**What to work on**
Scan the listing below and copy every line holding "medical".

── Data provided

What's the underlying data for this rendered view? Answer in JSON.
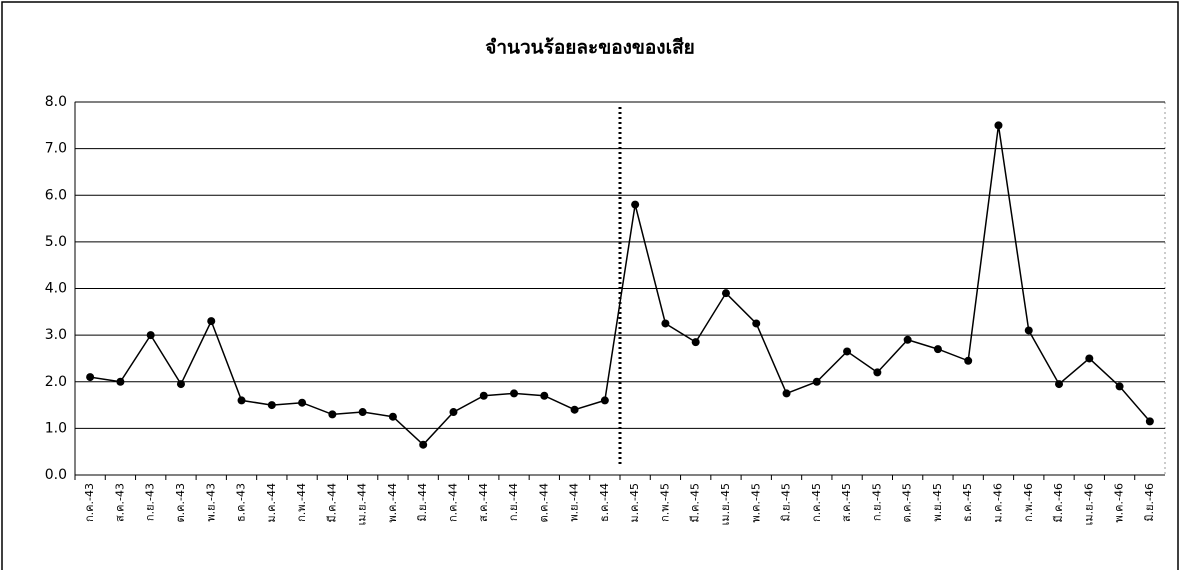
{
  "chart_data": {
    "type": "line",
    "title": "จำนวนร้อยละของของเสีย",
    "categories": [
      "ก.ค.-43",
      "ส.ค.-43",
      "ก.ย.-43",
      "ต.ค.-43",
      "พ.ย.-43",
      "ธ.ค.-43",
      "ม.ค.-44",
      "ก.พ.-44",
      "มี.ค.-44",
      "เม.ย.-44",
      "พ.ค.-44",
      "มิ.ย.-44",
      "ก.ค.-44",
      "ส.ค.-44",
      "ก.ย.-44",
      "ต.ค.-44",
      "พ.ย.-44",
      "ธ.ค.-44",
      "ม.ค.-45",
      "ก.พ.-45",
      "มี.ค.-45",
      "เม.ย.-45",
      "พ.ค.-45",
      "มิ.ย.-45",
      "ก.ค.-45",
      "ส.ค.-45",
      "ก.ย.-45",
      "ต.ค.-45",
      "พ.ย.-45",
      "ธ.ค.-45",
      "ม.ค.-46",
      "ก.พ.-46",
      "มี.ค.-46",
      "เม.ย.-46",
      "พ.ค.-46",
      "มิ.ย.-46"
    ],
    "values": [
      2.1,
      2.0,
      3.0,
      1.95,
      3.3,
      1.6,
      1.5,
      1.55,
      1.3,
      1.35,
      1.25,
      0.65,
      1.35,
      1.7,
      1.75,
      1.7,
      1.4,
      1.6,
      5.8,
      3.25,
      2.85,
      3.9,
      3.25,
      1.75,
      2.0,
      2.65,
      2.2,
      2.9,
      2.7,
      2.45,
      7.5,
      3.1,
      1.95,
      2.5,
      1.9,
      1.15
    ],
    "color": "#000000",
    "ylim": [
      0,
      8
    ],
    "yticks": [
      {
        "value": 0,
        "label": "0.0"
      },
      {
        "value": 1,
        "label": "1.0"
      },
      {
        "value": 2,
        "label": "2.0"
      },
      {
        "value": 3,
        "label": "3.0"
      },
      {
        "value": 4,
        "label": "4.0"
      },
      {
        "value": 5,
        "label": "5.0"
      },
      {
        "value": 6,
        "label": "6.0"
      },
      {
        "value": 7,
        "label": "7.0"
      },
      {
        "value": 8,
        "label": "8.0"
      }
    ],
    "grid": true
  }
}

────
── Data provided

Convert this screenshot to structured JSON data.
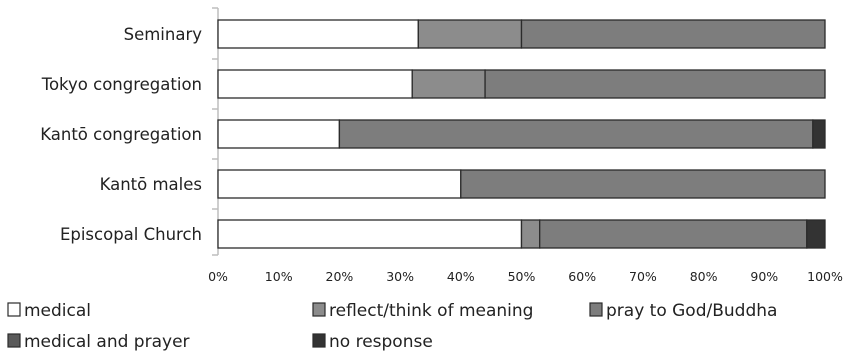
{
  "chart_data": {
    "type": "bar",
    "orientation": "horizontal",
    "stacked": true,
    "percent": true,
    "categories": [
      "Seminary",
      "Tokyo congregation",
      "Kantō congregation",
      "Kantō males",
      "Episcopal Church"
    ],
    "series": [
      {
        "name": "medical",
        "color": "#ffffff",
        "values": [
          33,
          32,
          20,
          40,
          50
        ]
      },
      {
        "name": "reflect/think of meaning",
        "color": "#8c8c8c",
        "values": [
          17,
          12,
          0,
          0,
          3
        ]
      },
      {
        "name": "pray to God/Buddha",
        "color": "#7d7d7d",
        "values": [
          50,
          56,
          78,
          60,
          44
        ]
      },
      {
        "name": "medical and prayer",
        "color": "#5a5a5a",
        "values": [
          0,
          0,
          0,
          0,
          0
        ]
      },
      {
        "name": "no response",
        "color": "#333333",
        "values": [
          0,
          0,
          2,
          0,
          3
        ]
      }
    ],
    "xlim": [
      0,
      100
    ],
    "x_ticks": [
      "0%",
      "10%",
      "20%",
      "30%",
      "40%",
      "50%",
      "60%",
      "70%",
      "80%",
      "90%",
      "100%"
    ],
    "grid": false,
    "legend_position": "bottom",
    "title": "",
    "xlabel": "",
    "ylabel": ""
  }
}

────

**The output**
        "name": "medical",
        "name": "medical and prayer",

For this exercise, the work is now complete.